▸ **The problem**:
From the records below, pull each line that has "Billion".

▸ **Recorded data**:
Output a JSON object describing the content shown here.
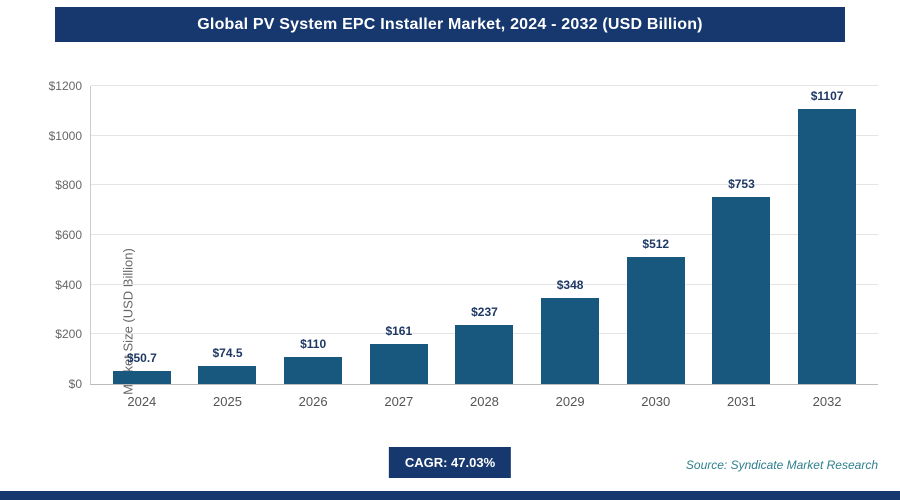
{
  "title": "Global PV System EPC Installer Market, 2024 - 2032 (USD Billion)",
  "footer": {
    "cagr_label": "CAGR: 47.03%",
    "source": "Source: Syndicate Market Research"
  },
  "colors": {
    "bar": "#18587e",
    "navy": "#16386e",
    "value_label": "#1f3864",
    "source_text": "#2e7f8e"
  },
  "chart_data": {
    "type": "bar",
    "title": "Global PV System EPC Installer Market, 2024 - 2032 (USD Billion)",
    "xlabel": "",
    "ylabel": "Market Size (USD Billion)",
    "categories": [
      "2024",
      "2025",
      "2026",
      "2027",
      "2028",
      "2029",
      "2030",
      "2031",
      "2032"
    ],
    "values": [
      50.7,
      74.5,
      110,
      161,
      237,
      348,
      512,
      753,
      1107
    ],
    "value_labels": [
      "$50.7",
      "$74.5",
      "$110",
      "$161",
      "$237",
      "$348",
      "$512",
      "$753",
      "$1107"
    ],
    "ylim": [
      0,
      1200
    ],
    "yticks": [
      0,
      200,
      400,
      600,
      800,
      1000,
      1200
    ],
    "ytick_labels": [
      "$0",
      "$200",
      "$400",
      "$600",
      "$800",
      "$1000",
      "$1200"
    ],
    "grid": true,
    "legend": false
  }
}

* * *

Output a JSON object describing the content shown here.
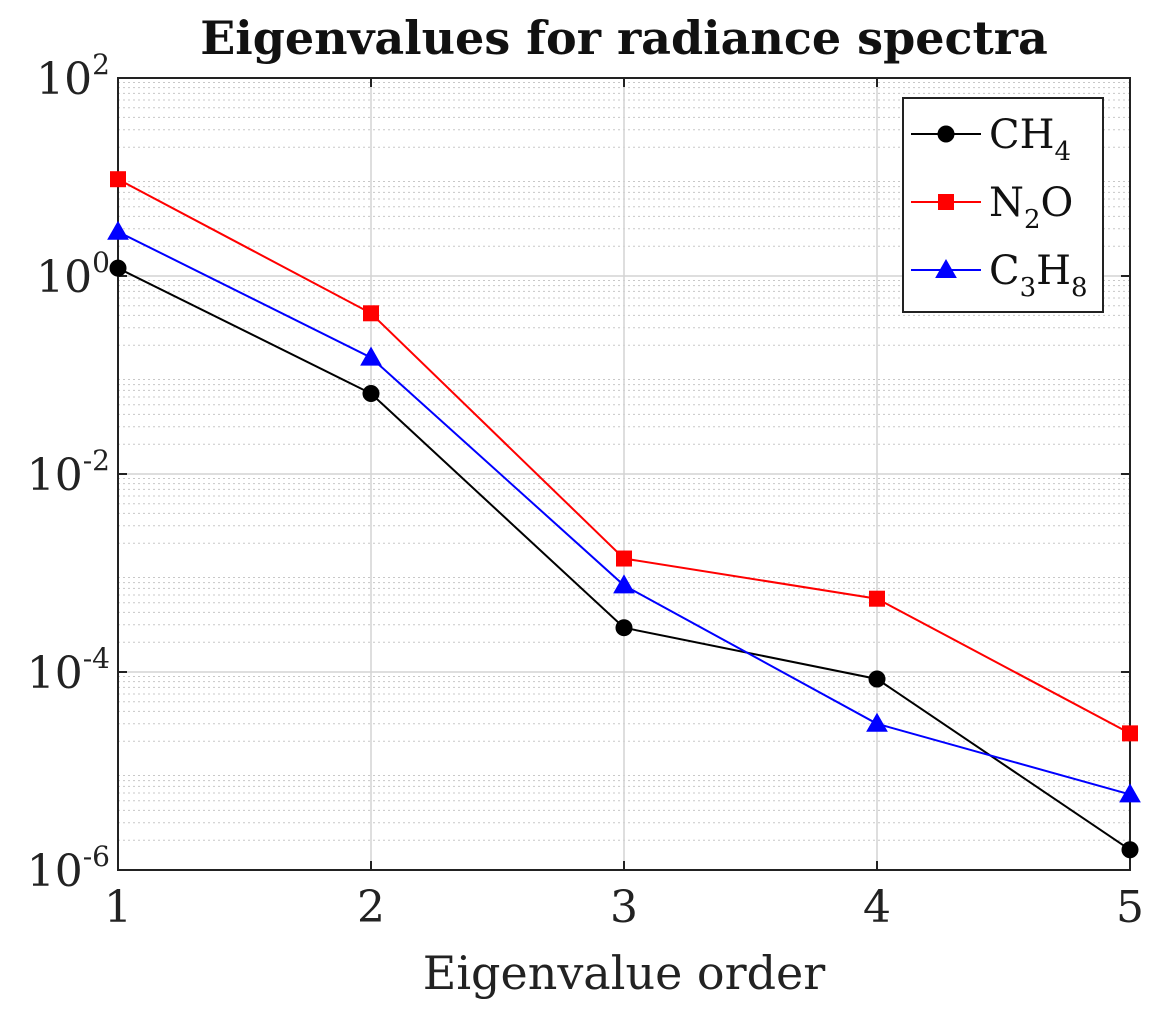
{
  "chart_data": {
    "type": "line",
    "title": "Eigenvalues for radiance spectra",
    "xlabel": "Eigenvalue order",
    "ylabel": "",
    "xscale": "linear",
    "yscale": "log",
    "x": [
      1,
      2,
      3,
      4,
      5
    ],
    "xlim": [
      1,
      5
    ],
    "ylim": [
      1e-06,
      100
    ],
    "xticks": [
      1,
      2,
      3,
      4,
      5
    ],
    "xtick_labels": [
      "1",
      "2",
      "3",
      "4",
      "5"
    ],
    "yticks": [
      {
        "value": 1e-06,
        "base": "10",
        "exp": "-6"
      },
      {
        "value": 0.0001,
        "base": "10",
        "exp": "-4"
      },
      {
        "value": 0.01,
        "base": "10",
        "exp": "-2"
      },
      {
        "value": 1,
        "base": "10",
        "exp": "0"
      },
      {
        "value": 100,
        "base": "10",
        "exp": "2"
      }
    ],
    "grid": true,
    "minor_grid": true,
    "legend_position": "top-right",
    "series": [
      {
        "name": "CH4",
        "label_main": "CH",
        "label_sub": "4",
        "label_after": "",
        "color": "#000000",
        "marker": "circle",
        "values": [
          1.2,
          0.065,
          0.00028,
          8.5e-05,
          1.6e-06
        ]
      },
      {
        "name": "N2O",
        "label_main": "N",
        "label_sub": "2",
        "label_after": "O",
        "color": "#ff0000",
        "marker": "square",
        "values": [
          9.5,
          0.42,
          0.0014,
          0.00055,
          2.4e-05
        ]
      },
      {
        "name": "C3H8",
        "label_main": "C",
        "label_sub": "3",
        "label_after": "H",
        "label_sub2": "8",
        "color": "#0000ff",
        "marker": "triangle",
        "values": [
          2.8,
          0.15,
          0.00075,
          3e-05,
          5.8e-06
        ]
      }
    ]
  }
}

...

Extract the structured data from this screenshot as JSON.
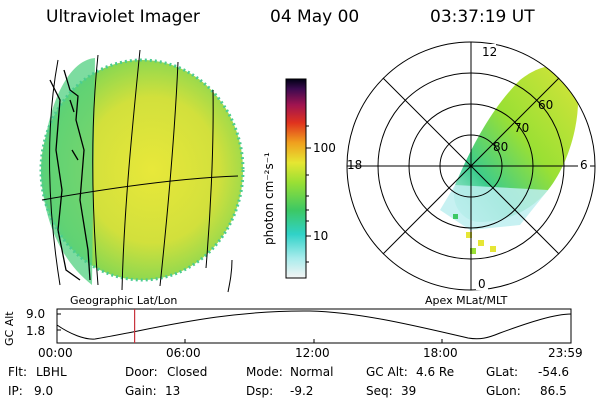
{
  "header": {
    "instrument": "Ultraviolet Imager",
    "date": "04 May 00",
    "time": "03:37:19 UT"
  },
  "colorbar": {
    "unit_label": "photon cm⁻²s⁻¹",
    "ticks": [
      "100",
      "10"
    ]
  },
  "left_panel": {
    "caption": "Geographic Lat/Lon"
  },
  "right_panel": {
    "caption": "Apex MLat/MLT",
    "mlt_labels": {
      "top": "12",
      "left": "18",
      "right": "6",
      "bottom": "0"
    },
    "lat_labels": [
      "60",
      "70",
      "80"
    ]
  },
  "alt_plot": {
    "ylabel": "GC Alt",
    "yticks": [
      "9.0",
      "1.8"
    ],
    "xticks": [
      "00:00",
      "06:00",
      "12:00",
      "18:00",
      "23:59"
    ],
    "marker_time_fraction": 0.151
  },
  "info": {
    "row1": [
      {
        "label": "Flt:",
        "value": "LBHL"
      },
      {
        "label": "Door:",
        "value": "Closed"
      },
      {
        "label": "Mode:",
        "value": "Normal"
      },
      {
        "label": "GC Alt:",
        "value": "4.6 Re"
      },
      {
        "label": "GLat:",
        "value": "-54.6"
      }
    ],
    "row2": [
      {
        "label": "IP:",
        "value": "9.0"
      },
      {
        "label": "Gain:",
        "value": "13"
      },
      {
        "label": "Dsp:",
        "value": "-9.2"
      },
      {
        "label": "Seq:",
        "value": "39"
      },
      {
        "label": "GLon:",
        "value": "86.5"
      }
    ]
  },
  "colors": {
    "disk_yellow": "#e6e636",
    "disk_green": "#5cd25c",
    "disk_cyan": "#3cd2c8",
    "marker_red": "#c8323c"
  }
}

▸ **Answer to the task**:
  "title": "Global PV System EPC Installer Market, 2024 - 2032 (USD Billion)",
    "title": "Global PV System EPC Installer Market, 2024 - 2032 (USD Billion)",
    "ylabel": "Market Size (USD Billion)",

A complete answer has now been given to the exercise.